**Task material**:

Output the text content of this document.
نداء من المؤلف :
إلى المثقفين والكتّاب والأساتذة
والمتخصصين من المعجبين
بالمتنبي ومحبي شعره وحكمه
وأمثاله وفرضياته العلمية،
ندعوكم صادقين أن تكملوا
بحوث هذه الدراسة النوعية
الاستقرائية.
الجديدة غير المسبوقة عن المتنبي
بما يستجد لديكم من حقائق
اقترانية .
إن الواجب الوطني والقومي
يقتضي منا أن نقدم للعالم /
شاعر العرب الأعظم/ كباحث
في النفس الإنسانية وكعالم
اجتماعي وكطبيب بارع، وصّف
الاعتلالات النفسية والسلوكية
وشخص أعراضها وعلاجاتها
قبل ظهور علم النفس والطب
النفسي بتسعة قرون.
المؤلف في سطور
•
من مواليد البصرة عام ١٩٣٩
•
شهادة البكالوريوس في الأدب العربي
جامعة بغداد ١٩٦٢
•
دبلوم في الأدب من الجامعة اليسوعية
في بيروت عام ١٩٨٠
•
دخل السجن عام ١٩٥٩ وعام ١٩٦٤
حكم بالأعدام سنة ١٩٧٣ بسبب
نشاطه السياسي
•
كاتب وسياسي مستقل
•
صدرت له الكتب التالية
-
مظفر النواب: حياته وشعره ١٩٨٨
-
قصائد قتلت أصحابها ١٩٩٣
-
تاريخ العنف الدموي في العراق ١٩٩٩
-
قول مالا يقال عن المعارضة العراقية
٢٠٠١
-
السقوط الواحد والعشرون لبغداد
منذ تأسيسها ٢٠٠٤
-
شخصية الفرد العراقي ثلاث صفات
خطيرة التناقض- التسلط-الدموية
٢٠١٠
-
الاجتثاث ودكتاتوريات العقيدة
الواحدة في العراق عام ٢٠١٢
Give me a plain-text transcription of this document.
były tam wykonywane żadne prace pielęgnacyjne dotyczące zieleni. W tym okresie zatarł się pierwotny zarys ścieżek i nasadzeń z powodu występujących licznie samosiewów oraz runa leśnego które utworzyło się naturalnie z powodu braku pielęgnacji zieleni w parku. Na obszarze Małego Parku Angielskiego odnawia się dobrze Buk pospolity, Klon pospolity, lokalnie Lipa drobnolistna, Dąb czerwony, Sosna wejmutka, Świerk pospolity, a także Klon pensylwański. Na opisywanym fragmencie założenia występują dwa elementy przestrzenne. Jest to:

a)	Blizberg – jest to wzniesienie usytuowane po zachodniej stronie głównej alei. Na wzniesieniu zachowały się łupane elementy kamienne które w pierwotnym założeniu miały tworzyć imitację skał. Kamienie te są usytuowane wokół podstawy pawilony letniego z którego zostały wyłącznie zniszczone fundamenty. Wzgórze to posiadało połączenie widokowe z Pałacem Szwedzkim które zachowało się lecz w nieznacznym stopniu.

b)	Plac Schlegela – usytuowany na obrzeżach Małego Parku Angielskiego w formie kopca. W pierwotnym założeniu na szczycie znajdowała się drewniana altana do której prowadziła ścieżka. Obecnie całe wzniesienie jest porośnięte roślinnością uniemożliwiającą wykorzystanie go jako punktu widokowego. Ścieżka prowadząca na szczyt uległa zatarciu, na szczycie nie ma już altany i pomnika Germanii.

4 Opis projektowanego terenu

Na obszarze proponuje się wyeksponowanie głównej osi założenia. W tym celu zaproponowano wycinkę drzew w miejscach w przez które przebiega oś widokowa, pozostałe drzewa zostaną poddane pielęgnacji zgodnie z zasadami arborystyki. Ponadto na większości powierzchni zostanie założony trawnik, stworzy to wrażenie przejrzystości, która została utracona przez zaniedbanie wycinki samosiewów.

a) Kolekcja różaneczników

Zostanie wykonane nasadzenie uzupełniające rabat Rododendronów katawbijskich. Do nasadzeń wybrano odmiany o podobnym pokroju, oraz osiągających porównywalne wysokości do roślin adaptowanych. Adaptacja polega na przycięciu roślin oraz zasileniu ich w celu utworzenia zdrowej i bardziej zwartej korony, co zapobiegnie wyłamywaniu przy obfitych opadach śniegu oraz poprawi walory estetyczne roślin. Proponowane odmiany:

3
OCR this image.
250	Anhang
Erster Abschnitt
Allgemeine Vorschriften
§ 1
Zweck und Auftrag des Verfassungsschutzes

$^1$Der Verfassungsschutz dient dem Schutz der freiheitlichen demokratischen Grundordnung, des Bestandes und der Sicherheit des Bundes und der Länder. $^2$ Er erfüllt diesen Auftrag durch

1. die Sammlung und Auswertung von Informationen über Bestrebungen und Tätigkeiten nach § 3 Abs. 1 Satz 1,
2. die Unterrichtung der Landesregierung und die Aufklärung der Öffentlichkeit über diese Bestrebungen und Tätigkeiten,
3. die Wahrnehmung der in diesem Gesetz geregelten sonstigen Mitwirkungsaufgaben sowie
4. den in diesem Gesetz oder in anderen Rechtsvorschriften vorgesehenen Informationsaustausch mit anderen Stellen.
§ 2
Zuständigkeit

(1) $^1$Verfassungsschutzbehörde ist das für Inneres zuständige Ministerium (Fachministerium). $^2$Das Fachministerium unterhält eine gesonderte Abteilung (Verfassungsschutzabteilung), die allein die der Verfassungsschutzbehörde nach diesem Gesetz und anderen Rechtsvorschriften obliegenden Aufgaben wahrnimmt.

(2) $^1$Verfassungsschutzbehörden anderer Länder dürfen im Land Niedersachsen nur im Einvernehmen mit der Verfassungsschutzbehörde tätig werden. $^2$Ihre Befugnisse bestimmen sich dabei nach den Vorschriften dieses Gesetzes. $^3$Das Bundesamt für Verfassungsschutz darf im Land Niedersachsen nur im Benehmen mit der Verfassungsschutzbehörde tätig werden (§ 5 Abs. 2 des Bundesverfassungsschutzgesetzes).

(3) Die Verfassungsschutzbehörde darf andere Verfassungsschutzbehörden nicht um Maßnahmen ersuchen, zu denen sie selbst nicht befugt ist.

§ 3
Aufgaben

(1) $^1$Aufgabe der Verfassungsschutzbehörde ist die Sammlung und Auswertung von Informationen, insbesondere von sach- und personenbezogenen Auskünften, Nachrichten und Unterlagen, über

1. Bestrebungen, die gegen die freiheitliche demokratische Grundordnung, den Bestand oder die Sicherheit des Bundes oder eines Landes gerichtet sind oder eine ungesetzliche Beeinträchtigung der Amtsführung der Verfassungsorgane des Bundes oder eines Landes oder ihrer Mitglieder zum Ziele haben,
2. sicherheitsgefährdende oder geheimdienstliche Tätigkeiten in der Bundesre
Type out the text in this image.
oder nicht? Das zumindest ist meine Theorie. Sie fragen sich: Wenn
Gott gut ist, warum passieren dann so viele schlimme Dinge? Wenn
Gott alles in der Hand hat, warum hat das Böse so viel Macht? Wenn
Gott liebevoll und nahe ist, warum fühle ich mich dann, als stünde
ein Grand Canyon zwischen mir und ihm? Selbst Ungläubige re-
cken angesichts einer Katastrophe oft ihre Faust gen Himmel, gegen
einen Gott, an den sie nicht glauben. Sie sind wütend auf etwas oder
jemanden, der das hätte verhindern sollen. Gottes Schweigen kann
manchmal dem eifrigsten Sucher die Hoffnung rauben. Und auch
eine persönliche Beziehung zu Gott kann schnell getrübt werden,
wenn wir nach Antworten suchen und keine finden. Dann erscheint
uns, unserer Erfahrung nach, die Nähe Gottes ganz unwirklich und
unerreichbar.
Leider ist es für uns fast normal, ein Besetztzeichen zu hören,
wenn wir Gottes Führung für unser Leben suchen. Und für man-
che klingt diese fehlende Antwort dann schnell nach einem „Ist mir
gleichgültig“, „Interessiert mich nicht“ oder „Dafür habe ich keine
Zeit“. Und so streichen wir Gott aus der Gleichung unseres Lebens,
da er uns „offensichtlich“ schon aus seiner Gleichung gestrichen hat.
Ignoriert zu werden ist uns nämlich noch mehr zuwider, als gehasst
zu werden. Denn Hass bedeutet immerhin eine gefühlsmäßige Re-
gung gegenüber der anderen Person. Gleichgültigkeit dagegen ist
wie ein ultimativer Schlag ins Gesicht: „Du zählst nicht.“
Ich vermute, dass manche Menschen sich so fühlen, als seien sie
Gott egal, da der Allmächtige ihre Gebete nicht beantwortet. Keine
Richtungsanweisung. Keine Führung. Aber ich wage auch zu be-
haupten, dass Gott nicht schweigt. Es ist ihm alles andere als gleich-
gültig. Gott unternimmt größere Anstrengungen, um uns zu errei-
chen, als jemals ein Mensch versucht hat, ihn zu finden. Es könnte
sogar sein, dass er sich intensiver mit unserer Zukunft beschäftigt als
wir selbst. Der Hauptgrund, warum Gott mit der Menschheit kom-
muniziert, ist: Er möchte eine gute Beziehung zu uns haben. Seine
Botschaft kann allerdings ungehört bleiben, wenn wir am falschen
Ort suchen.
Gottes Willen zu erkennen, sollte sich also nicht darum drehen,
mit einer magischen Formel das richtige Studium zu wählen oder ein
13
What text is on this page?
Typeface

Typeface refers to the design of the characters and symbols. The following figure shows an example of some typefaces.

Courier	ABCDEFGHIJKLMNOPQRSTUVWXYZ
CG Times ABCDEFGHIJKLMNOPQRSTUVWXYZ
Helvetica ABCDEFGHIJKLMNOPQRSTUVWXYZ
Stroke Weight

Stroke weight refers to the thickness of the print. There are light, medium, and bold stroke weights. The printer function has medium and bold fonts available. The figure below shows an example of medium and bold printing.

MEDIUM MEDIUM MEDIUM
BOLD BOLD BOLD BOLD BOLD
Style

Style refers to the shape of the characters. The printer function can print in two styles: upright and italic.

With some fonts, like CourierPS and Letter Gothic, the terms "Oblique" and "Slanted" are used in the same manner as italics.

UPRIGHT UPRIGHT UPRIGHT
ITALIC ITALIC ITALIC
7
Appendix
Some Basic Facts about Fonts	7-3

**Work instructions**: Find the word "print" in the records and pull out each line that has it.

**Exercise response**:
Stroke weight refers to the thickness of the print. There are light, medium, and bold stroke weights. The printer function has medium and bold fonts available. The figure below shows an example of medium and bold printing.
Style refers to the shape of the characters. The printer function can print in two styles: upright and italic.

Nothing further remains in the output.